**Stated task:**
The data below should be printed in full, exactly, and without any of its images.

**Stored rows:**
------------------------------------------------------------------------

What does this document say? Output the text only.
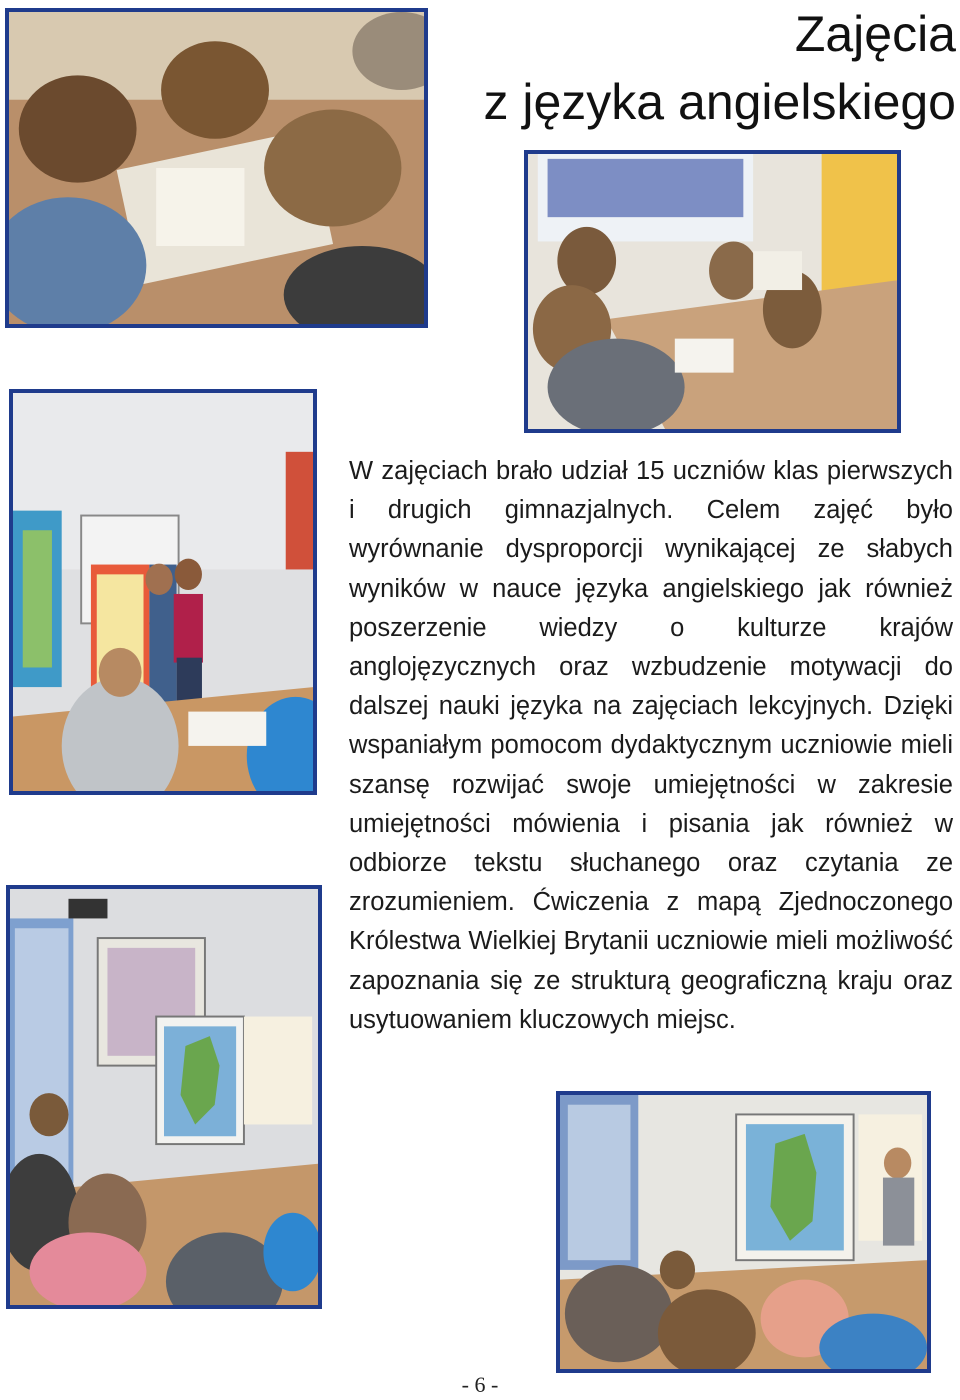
Zajęcia
z języka angielskiego
W zajęciach brało udział 15 uczniów klas pierwszych i drugich gimnazjalnych. Celem zajęć było wyrównanie dysproporcji wynikającej ze słabych wyników w nauce języka angielskiego jak również poszerzenie wiedzy o kulturze krajów anglojęzycznych oraz wzbudzenie motywacji do dalszej nauki języka na zajęciach lekcyjnych. Dzięki wspaniałym pomocom dydaktycznym uczniowie mieli szansę rozwijać swoje umiejętności w zakresie umiejętności mówienia i pisania jak również w odbiorze tekstu słuchanego oraz czytania ze zrozumieniem. Ćwiczenia z mapą Zjednoczonego Królestwa Wielkiej Brytanii uczniowie mieli możliwość zapoznania się ze strukturą geograficzną kraju oraz usytuowaniem kluczowych miejsc.
- 6 -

------------------------------------------------------------------------

**In response:**
What does this document say? Output the text only.
Zajęcia
z języka angielskiego
W zajęciach brało udział 15 uczniów klas pierwszych i drugich gimnazjalnych. Celem zajęć było wyrównanie dysproporcji wynikającej ze słabych wyników w nauce języka angielskiego jak również poszerzenie wiedzy o kulturze krajów anglojęzycznych oraz wzbudzenie motywacji do dalszej nauki języka na zajęciach lekcyjnych. Dzięki wspaniałym pomocom dydaktycznym uczniowie mieli szansę rozwijać swoje umiejętności w zakresie umiejętności mówienia i pisania jak również w odbiorze tekstu słuchanego oraz czytania ze zrozumieniem. Ćwiczenia z mapą Zjednoczonego Królestwa Wielkiej Brytanii uczniowie mieli możliwość zapoznania się ze strukturą geograficzną kraju oraz usytuowaniem kluczowych miejsc.
- 6 -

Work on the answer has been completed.